— start Data supplied —
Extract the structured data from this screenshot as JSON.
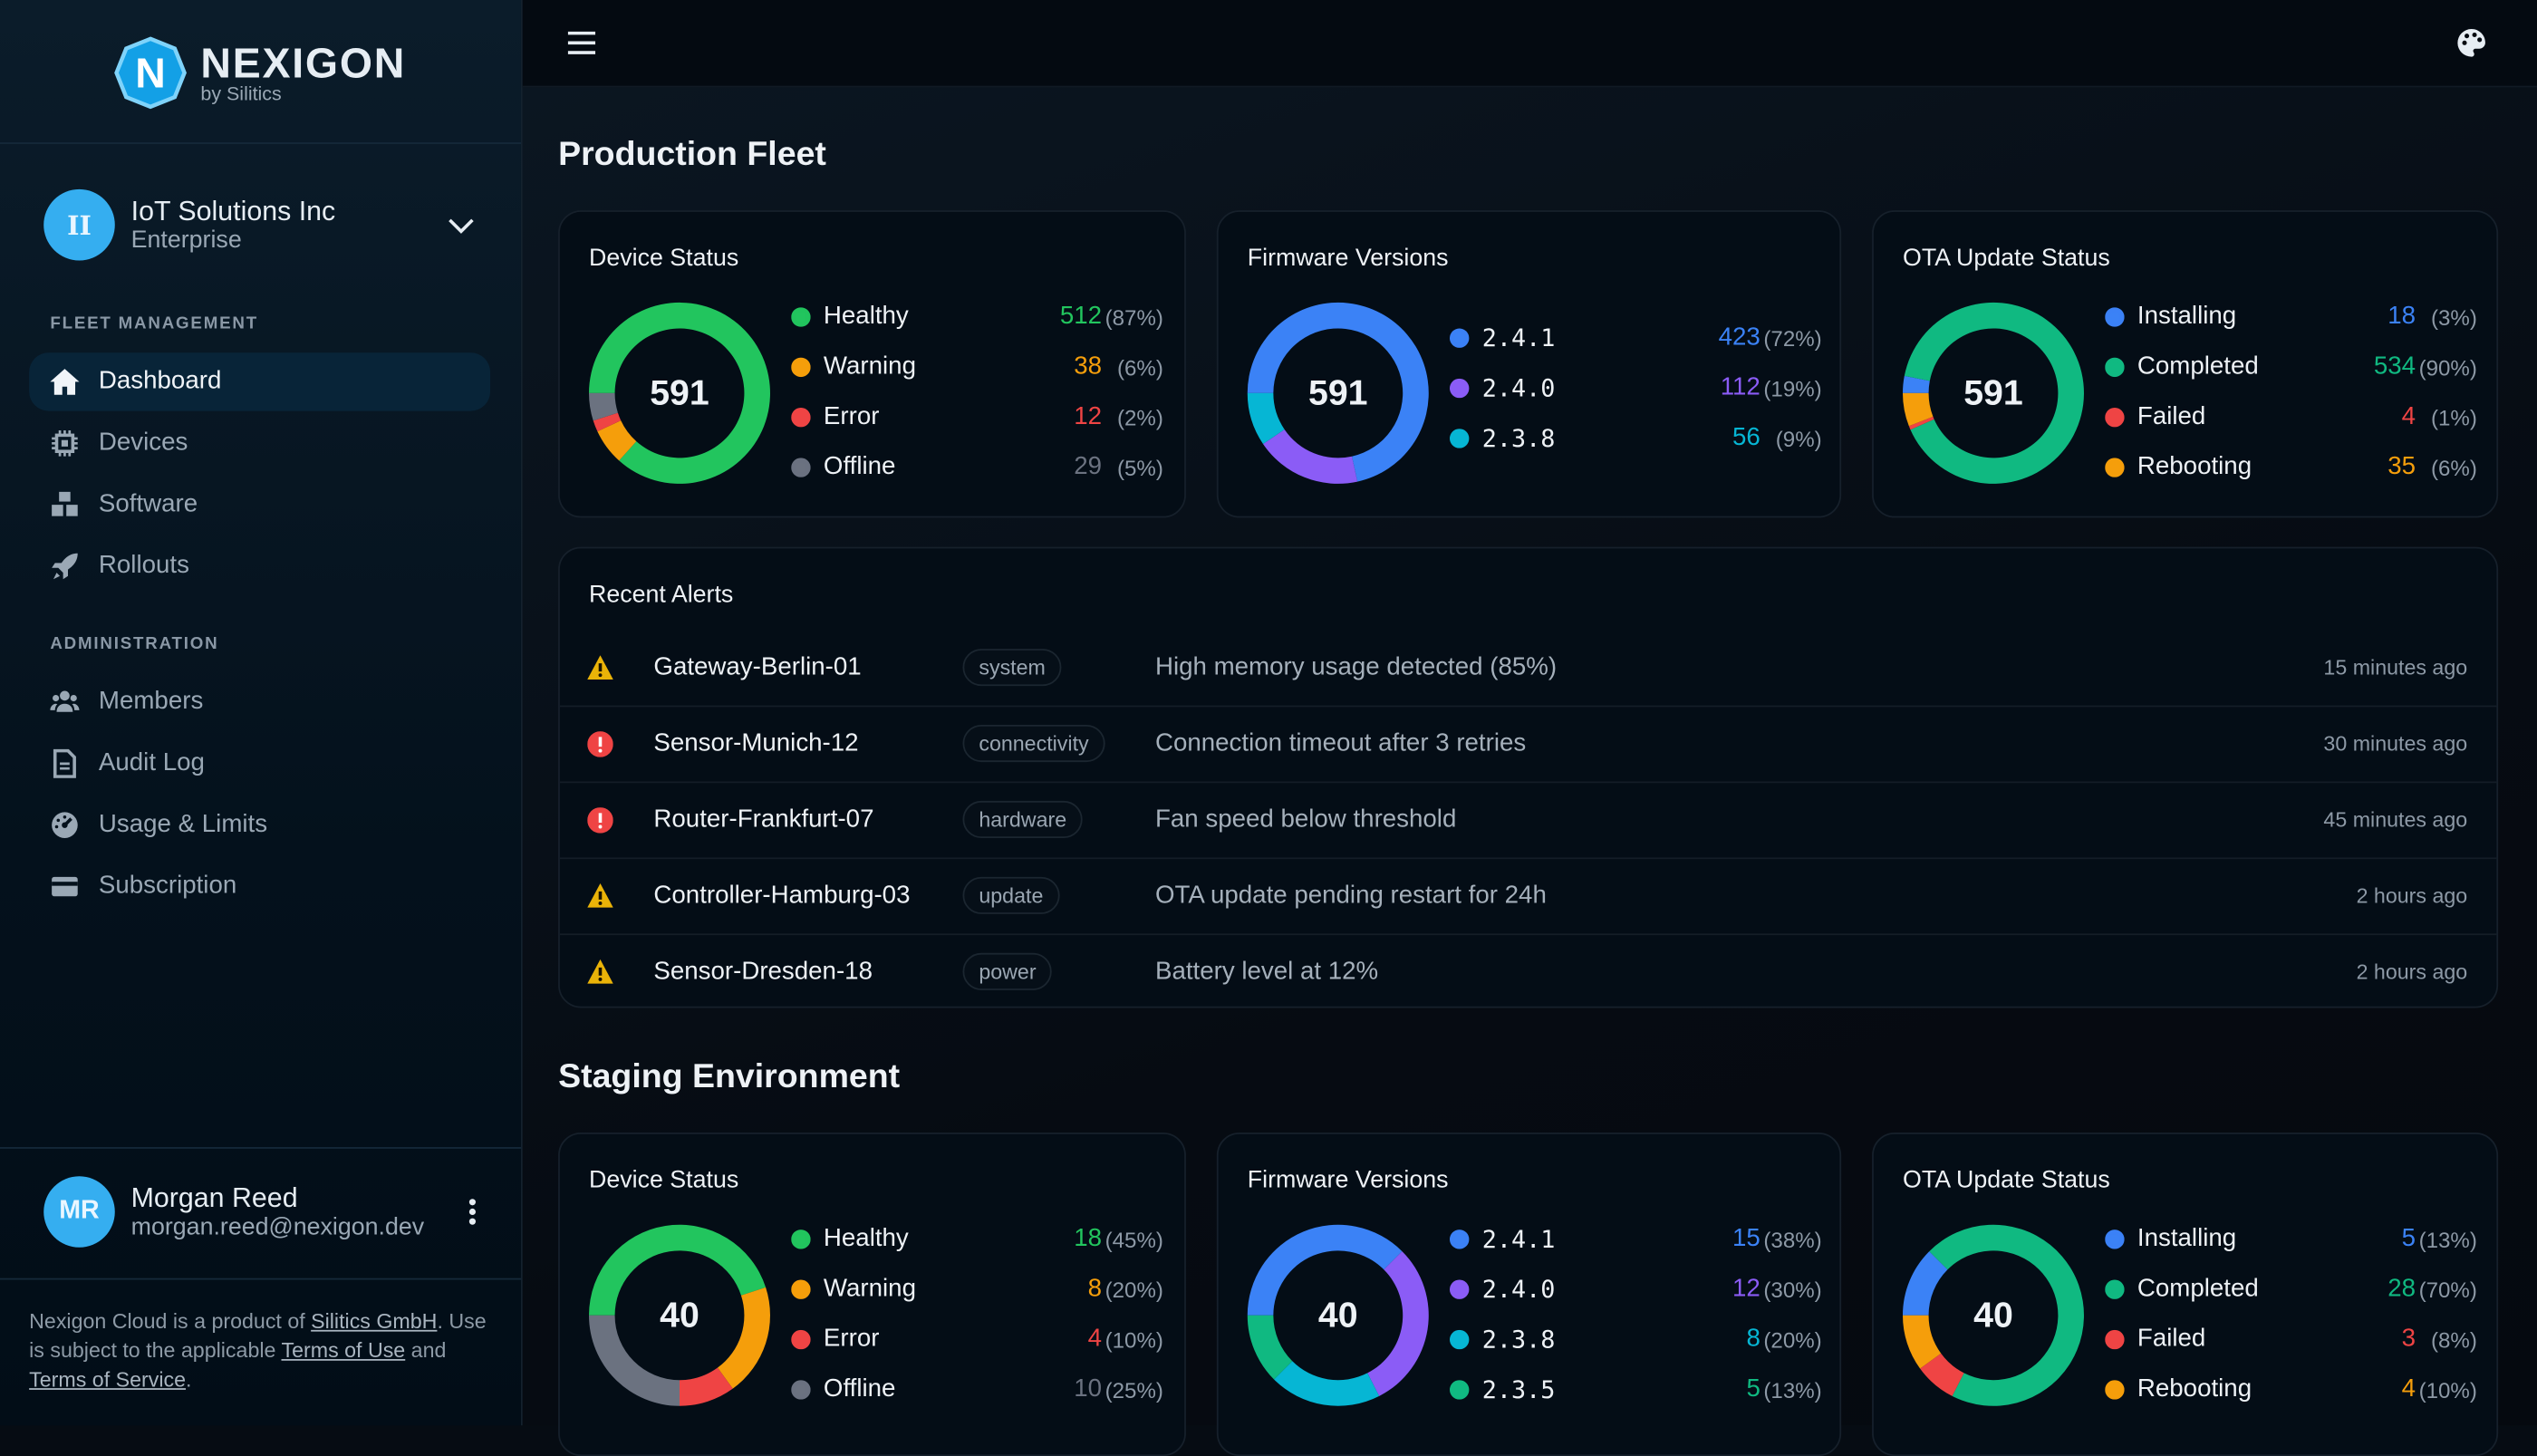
{
  "brand": {
    "name": "NEXIGON",
    "sub": "by Silitics",
    "logo_letter": "N"
  },
  "org": {
    "initials": "II",
    "name": "IoT Solutions Inc",
    "plan": "Enterprise"
  },
  "sidebar": {
    "sections": [
      {
        "label": "FLEET MANAGEMENT",
        "items": [
          {
            "label": "Dashboard",
            "icon": "home-icon",
            "active": true
          },
          {
            "label": "Devices",
            "icon": "chip-icon"
          },
          {
            "label": "Software",
            "icon": "cubes-icon"
          },
          {
            "label": "Rollouts",
            "icon": "rocket-icon"
          }
        ]
      },
      {
        "label": "ADMINISTRATION",
        "items": [
          {
            "label": "Members",
            "icon": "users-icon"
          },
          {
            "label": "Audit Log",
            "icon": "file-icon"
          },
          {
            "label": "Usage & Limits",
            "icon": "gauge-icon"
          },
          {
            "label": "Subscription",
            "icon": "credit-card-icon"
          }
        ]
      }
    ]
  },
  "user": {
    "initials": "MR",
    "name": "Morgan Reed",
    "email": "morgan.reed@nexigon.dev"
  },
  "legal": {
    "t1": "Nexigon Cloud is a product of ",
    "l1": "Silitics GmbH",
    "t2": ". Use is subject to the applicable ",
    "l2": "Terms of Use",
    "t3": " and ",
    "l3": "Terms of Service",
    "t4": "."
  },
  "colors": {
    "accent": "#35aef0",
    "green": "#22c55e",
    "orange": "#f59e0b",
    "red": "#ef4444",
    "gray": "#6b7280",
    "blue": "#3b82f6",
    "purple": "#8b5cf6",
    "cyan": "#06b6d4",
    "emerald": "#10b981"
  },
  "environments": [
    {
      "title": "Production Fleet",
      "cards": [
        {
          "title": "Device Status",
          "total": "591",
          "mono": false,
          "items": [
            {
              "label": "Healthy",
              "value": 512,
              "pct": "(87%)",
              "color": "#22c55e"
            },
            {
              "label": "Warning",
              "value": 38,
              "pct": "(6%)",
              "color": "#f59e0b"
            },
            {
              "label": "Error",
              "value": 12,
              "pct": "(2%)",
              "color": "#ef4444"
            },
            {
              "label": "Offline",
              "value": 29,
              "pct": "(5%)",
              "color": "#6b7280"
            }
          ]
        },
        {
          "title": "Firmware Versions",
          "total": "591",
          "mono": true,
          "items": [
            {
              "label": "2.4.1",
              "value": 423,
              "pct": "(72%)",
              "color": "#3b82f6"
            },
            {
              "label": "2.4.0",
              "value": 112,
              "pct": "(19%)",
              "color": "#8b5cf6"
            },
            {
              "label": "2.3.8",
              "value": 56,
              "pct": "(9%)",
              "color": "#06b6d4"
            }
          ]
        },
        {
          "title": "OTA Update Status",
          "total": "591",
          "mono": false,
          "items": [
            {
              "label": "Installing",
              "value": 18,
              "pct": "(3%)",
              "color": "#3b82f6"
            },
            {
              "label": "Completed",
              "value": 534,
              "pct": "(90%)",
              "color": "#10b981"
            },
            {
              "label": "Failed",
              "value": 4,
              "pct": "(1%)",
              "color": "#ef4444"
            },
            {
              "label": "Rebooting",
              "value": 35,
              "pct": "(6%)",
              "color": "#f59e0b"
            }
          ]
        }
      ]
    },
    {
      "title": "Staging Environment",
      "cards": [
        {
          "title": "Device Status",
          "total": "40",
          "mono": false,
          "items": [
            {
              "label": "Healthy",
              "value": 18,
              "pct": "(45%)",
              "color": "#22c55e"
            },
            {
              "label": "Warning",
              "value": 8,
              "pct": "(20%)",
              "color": "#f59e0b"
            },
            {
              "label": "Error",
              "value": 4,
              "pct": "(10%)",
              "color": "#ef4444"
            },
            {
              "label": "Offline",
              "value": 10,
              "pct": "(25%)",
              "color": "#6b7280"
            }
          ]
        },
        {
          "title": "Firmware Versions",
          "total": "40",
          "mono": true,
          "items": [
            {
              "label": "2.4.1",
              "value": 15,
              "pct": "(38%)",
              "color": "#3b82f6"
            },
            {
              "label": "2.4.0",
              "value": 12,
              "pct": "(30%)",
              "color": "#8b5cf6"
            },
            {
              "label": "2.3.8",
              "value": 8,
              "pct": "(20%)",
              "color": "#06b6d4"
            },
            {
              "label": "2.3.5",
              "value": 5,
              "pct": "(13%)",
              "color": "#10b981"
            }
          ]
        },
        {
          "title": "OTA Update Status",
          "total": "40",
          "mono": false,
          "items": [
            {
              "label": "Installing",
              "value": 5,
              "pct": "(13%)",
              "color": "#3b82f6"
            },
            {
              "label": "Completed",
              "value": 28,
              "pct": "(70%)",
              "color": "#10b981"
            },
            {
              "label": "Failed",
              "value": 3,
              "pct": "(8%)",
              "color": "#ef4444"
            },
            {
              "label": "Rebooting",
              "value": 4,
              "pct": "(10%)",
              "color": "#f59e0b"
            }
          ]
        }
      ]
    }
  ],
  "alerts": {
    "title": "Recent Alerts",
    "items": [
      {
        "severity": "warning",
        "device": "Gateway-Berlin-01",
        "tag": "system",
        "message": "High memory usage detected (85%)",
        "time": "15 minutes ago"
      },
      {
        "severity": "error",
        "device": "Sensor-Munich-12",
        "tag": "connectivity",
        "message": "Connection timeout after 3 retries",
        "time": "30 minutes ago"
      },
      {
        "severity": "error",
        "device": "Router-Frankfurt-07",
        "tag": "hardware",
        "message": "Fan speed below threshold",
        "time": "45 minutes ago"
      },
      {
        "severity": "warning",
        "device": "Controller-Hamburg-03",
        "tag": "update",
        "message": "OTA update pending restart for 24h",
        "time": "2 hours ago"
      },
      {
        "severity": "warning",
        "device": "Sensor-Dresden-18",
        "tag": "power",
        "message": "Battery level at 12%",
        "time": "2 hours ago"
      }
    ]
  }
}
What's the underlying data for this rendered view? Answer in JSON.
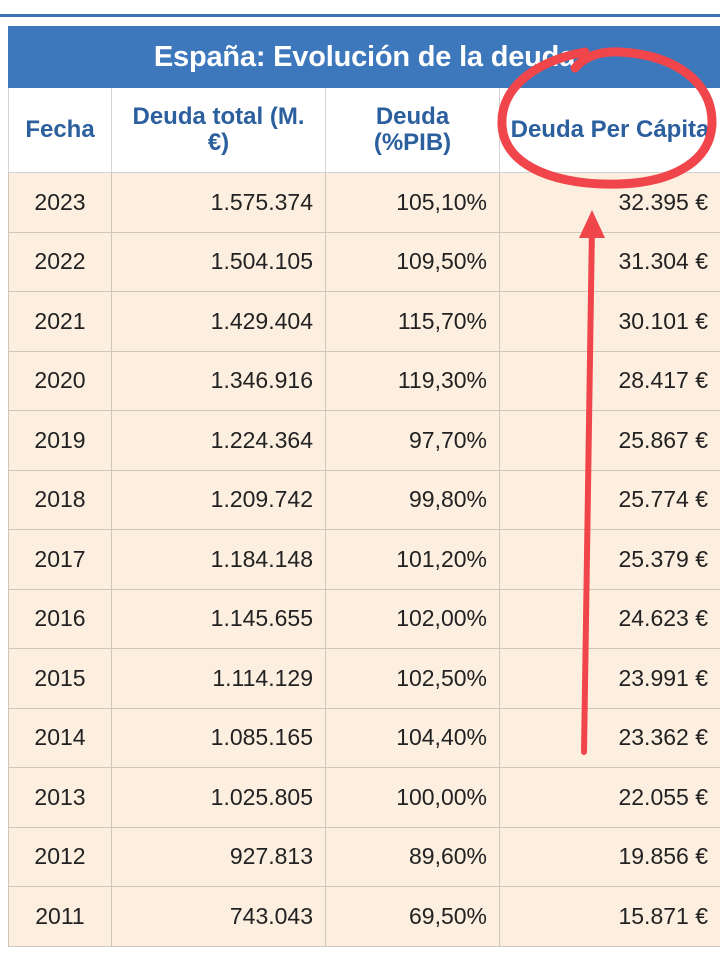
— end Data supplied —
_Set task_
Images do not belong in the copy; reproduce all other parts of the records above verbatim.

_Exercise response_
Extract the structured data from this screenshot as JSON.
{
  "brand": {
    "name": "NEXIGON",
    "sub": "by Silitics",
    "logo_letter": "N"
  },
  "org": {
    "initials": "II",
    "name": "IoT Solutions Inc",
    "plan": "Enterprise"
  },
  "sidebar": {
    "sections": [
      {
        "label": "FLEET MANAGEMENT",
        "items": [
          {
            "label": "Dashboard",
            "icon": "home-icon",
            "active": true
          },
          {
            "label": "Devices",
            "icon": "chip-icon"
          },
          {
            "label": "Software",
            "icon": "cubes-icon"
          },
          {
            "label": "Rollouts",
            "icon": "rocket-icon"
          }
        ]
      },
      {
        "label": "ADMINISTRATION",
        "items": [
          {
            "label": "Members",
            "icon": "users-icon"
          },
          {
            "label": "Audit Log",
            "icon": "file-icon"
          },
          {
            "label": "Usage & Limits",
            "icon": "gauge-icon"
          },
          {
            "label": "Subscription",
            "icon": "credit-card-icon"
          }
        ]
      }
    ]
  },
  "user": {
    "initials": "MR",
    "name": "Morgan Reed",
    "email": "morgan.reed@nexigon.dev"
  },
  "legal": {
    "t1": "Nexigon Cloud is a product of ",
    "l1": "Silitics GmbH",
    "t2": ". Use is subject to the applicable ",
    "l2": "Terms of Use",
    "t3": " and ",
    "l3": "Terms of Service",
    "t4": "."
  },
  "colors": {
    "accent": "#35aef0",
    "green": "#22c55e",
    "orange": "#f59e0b",
    "red": "#ef4444",
    "gray": "#6b7280",
    "blue": "#3b82f6",
    "purple": "#8b5cf6",
    "cyan": "#06b6d4",
    "emerald": "#10b981"
  },
  "environments": [
    {
      "title": "Production Fleet",
      "cards": [
        {
          "title": "Device Status",
          "total": "591",
          "mono": false,
          "items": [
            {
              "label": "Healthy",
              "value": 512,
              "pct": "(87%)",
              "color": "#22c55e"
            },
            {
              "label": "Warning",
              "value": 38,
              "pct": "(6%)",
              "color": "#f59e0b"
            },
            {
              "label": "Error",
              "value": 12,
              "pct": "(2%)",
              "color": "#ef4444"
            },
            {
              "label": "Offline",
              "value": 29,
              "pct": "(5%)",
              "color": "#6b7280"
            }
          ]
        },
        {
          "title": "Firmware Versions",
          "total": "591",
          "mono": true,
          "items": [
            {
              "label": "2.4.1",
              "value": 423,
              "pct": "(72%)",
              "color": "#3b82f6"
            },
            {
              "label": "2.4.0",
              "value": 112,
              "pct": "(19%)",
              "color": "#8b5cf6"
            },
            {
              "label": "2.3.8",
              "value": 56,
              "pct": "(9%)",
              "color": "#06b6d4"
            }
          ]
        },
        {
          "title": "OTA Update Status",
          "total": "591",
          "mono": false,
          "items": [
            {
              "label": "Installing",
              "value": 18,
              "pct": "(3%)",
              "color": "#3b82f6"
            },
            {
              "label": "Completed",
              "value": 534,
              "pct": "(90%)",
              "color": "#10b981"
            },
            {
              "label": "Failed",
              "value": 4,
              "pct": "(1%)",
              "color": "#ef4444"
            },
            {
              "label": "Rebooting",
              "value": 35,
              "pct": "(6%)",
              "color": "#f59e0b"
            }
          ]
        }
      ]
    },
    {
      "title": "Staging Environment",
      "cards": [
        {
          "title": "Device Status",
          "total": "40",
          "mono": false,
          "items": [
            {
              "label": "Healthy",
              "value": 18,
              "pct": "(45%)",
              "color": "#22c55e"
            },
            {
              "label": "Warning",
              "value": 8,
              "pct": "(20%)",
              "color": "#f59e0b"
            },
            {
              "label": "Error",
              "value": 4,
              "pct": "(10%)",
              "color": "#ef4444"
            },
            {
              "label": "Offline",
              "value": 10,
              "pct": "(25%)",
              "color": "#6b7280"
            }
          ]
        },
        {
          "title": "Firmware Versions",
          "total": "40",
          "mono": true,
          "items": [
            {
              "label": "2.4.1",
              "value": 15,
              "pct": "(38%)",
              "color": "#3b82f6"
            },
            {
              "label": "2.4.0",
              "value": 12,
              "pct": "(30%)",
              "color": "#8b5cf6"
            },
            {
              "label": "2.3.8",
              "value": 8,
              "pct": "(20%)",
              "color": "#06b6d4"
            },
            {
              "label": "2.3.5",
              "value": 5,
              "pct": "(13%)",
              "color": "#10b981"
            }
          ]
        },
        {
          "title": "OTA Update Status",
          "total": "40",
          "mono": false,
          "items": [
            {
              "label": "Installing",
              "value": 5,
              "pct": "(13%)",
              "color": "#3b82f6"
            },
            {
              "label": "Completed",
              "value": 28,
              "pct": "(70%)",
              "color": "#10b981"
            },
            {
              "label": "Failed",
              "value": 3,
              "pct": "(8%)",
              "color": "#ef4444"
            },
            {
              "label": "Rebooting",
              "value": 4,
              "pct": "(10%)",
              "color": "#f59e0b"
            }
          ]
        }
      ]
    }
  ],
  "alerts": {
    "title": "Recent Alerts",
    "items": [
      {
        "severity": "warning",
        "device": "Gateway-Berlin-01",
        "tag": "system",
        "message": "High memory usage detected (85%)",
        "time": "15 minutes ago"
      },
      {
        "severity": "error",
        "device": "Sensor-Munich-12",
        "tag": "connectivity",
        "message": "Connection timeout after 3 retries",
        "time": "30 minutes ago"
      },
      {
        "severity": "error",
        "device": "Router-Frankfurt-07",
        "tag": "hardware",
        "message": "Fan speed below threshold",
        "time": "45 minutes ago"
      },
      {
        "severity": "warning",
        "device": "Controller-Hamburg-03",
        "tag": "update",
        "message": "OTA update pending restart for 24h",
        "time": "2 hours ago"
      },
      {
        "severity": "warning",
        "device": "Sensor-Dresden-18",
        "tag": "power",
        "message": "Battery level at 12%",
        "time": "2 hours ago"
      }
    ]
  }
}
What's the underlying data for this rendered view? Answer in JSON.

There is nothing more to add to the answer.